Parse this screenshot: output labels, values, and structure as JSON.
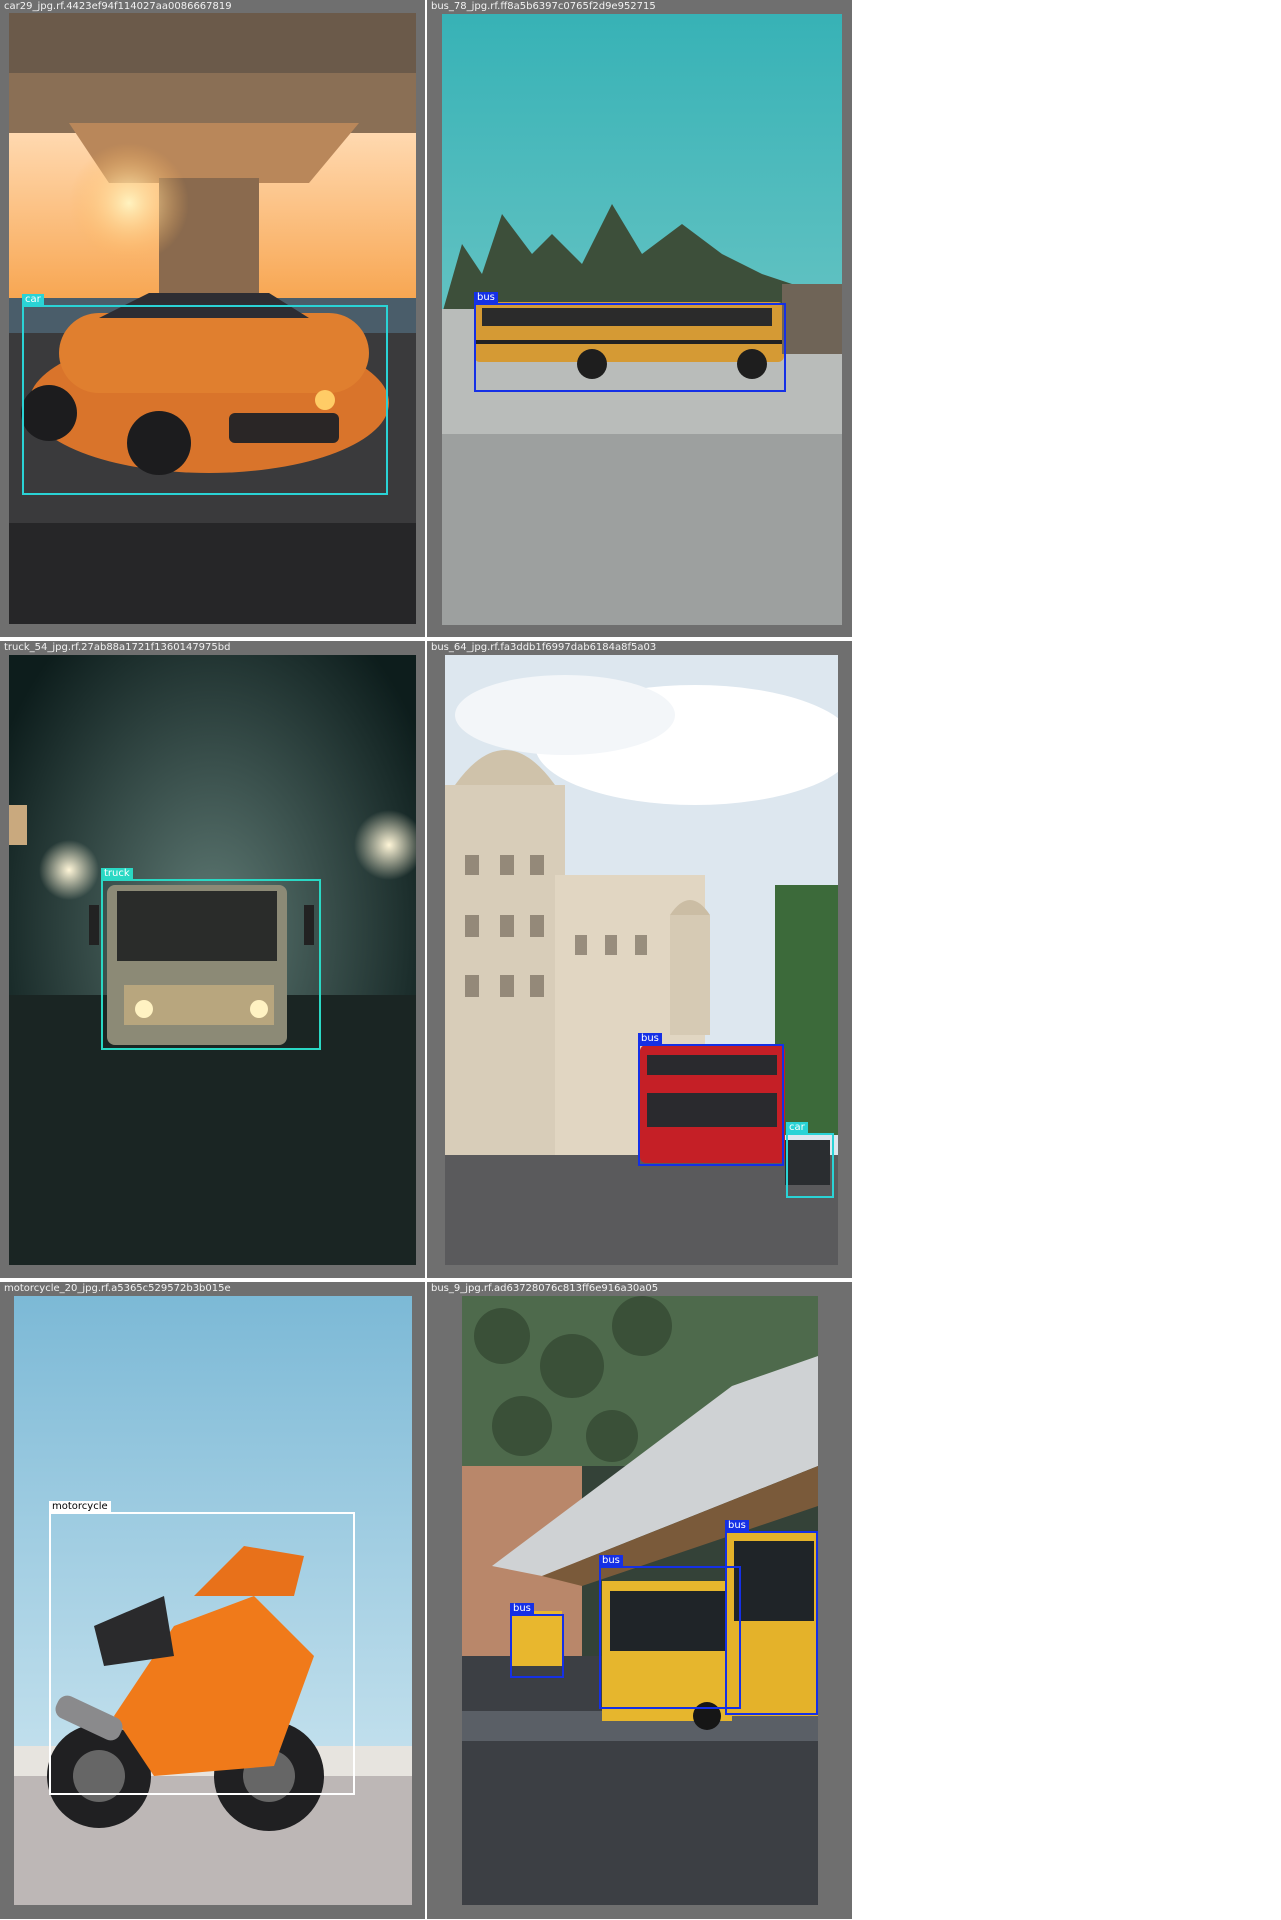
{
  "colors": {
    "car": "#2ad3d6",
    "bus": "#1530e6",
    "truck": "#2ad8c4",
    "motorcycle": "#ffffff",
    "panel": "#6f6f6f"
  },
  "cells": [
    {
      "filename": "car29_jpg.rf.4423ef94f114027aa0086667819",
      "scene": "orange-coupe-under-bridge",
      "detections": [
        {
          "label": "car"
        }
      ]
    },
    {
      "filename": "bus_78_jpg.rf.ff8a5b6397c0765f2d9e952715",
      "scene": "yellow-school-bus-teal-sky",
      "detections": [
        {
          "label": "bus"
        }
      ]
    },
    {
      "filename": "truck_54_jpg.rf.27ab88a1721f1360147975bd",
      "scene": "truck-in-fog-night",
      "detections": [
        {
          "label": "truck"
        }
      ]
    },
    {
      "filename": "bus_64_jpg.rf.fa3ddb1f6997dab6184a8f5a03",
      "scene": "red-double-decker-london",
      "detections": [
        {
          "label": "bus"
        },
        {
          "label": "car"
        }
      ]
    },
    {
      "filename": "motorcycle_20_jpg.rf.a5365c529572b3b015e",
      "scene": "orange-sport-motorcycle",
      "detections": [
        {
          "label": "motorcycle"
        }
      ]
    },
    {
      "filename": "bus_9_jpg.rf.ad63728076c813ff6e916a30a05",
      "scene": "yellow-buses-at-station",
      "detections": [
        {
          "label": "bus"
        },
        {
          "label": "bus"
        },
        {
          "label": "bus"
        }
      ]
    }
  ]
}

==*==

- **Exercise aim**: Output the data above without changes, apart from leaving out the pictures.

- **Answer in full**:
Parse this screenshot: output labels, values, and structure as JSON.
{
  "colors": {
    "car": "#2ad3d6",
    "bus": "#1530e6",
    "truck": "#2ad8c4",
    "motorcycle": "#ffffff",
    "panel": "#6f6f6f"
  },
  "cells": [
    {
      "filename": "car29_jpg.rf.4423ef94f114027aa0086667819",
      "scene": "orange-coupe-under-bridge",
      "detections": [
        {
          "label": "car"
        }
      ]
    },
    {
      "filename": "bus_78_jpg.rf.ff8a5b6397c0765f2d9e952715",
      "scene": "yellow-school-bus-teal-sky",
      "detections": [
        {
          "label": "bus"
        }
      ]
    },
    {
      "filename": "truck_54_jpg.rf.27ab88a1721f1360147975bd",
      "scene": "truck-in-fog-night",
      "detections": [
        {
          "label": "truck"
        }
      ]
    },
    {
      "filename": "bus_64_jpg.rf.fa3ddb1f6997dab6184a8f5a03",
      "scene": "red-double-decker-london",
      "detections": [
        {
          "label": "bus"
        },
        {
          "label": "car"
        }
      ]
    },
    {
      "filename": "motorcycle_20_jpg.rf.a5365c529572b3b015e",
      "scene": "orange-sport-motorcycle",
      "detections": [
        {
          "label": "motorcycle"
        }
      ]
    },
    {
      "filename": "bus_9_jpg.rf.ad63728076c813ff6e916a30a05",
      "scene": "yellow-buses-at-station",
      "detections": [
        {
          "label": "bus"
        },
        {
          "label": "bus"
        },
        {
          "label": "bus"
        }
      ]
    }
  ]
}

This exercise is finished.